Task to carry out | Copy every line of the entries that includes the word "State".

Records:
============================================================

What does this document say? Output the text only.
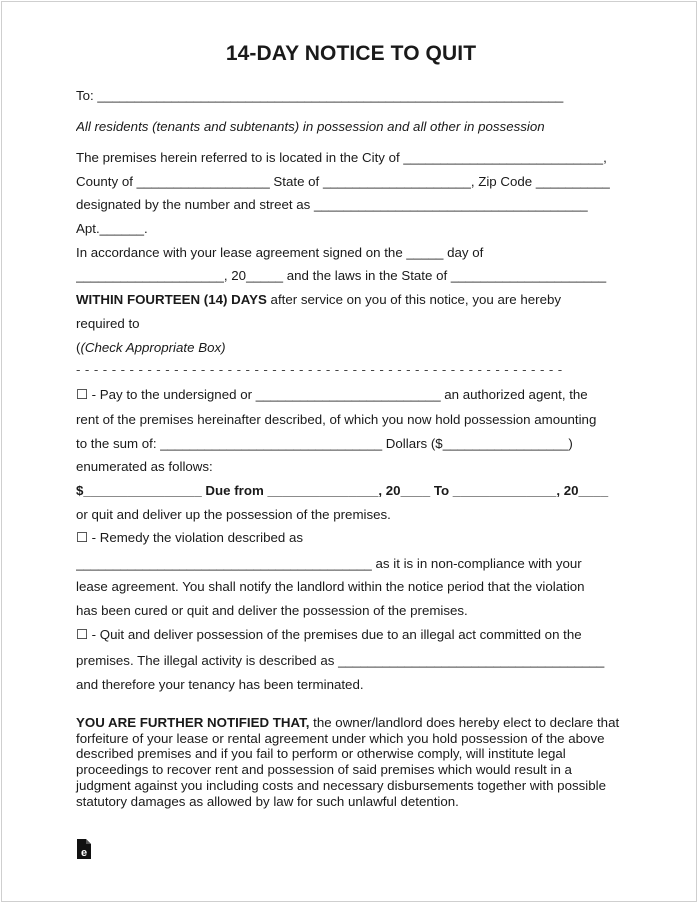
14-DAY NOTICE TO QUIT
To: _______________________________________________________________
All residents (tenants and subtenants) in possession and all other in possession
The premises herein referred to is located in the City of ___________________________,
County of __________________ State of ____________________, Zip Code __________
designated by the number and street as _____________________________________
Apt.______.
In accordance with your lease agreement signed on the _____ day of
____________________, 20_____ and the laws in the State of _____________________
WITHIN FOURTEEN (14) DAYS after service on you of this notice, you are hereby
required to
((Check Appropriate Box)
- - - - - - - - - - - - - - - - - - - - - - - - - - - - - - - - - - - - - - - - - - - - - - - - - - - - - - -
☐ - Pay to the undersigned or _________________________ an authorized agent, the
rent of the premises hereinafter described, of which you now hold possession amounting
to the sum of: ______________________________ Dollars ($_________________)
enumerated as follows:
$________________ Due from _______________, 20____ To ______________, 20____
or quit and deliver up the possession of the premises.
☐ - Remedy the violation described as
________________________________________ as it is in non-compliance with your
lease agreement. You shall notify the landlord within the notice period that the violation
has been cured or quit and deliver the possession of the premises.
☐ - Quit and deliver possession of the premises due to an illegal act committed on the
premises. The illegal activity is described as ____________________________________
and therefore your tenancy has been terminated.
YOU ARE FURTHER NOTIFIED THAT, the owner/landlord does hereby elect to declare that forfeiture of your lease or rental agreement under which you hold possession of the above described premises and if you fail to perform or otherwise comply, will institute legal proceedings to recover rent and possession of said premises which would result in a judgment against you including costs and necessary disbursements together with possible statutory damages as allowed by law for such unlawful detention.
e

============================================================

Answer to the task |
County of __________________ State of ____________________, Zip Code __________
____________________, 20_____ and the laws in the State of _____________________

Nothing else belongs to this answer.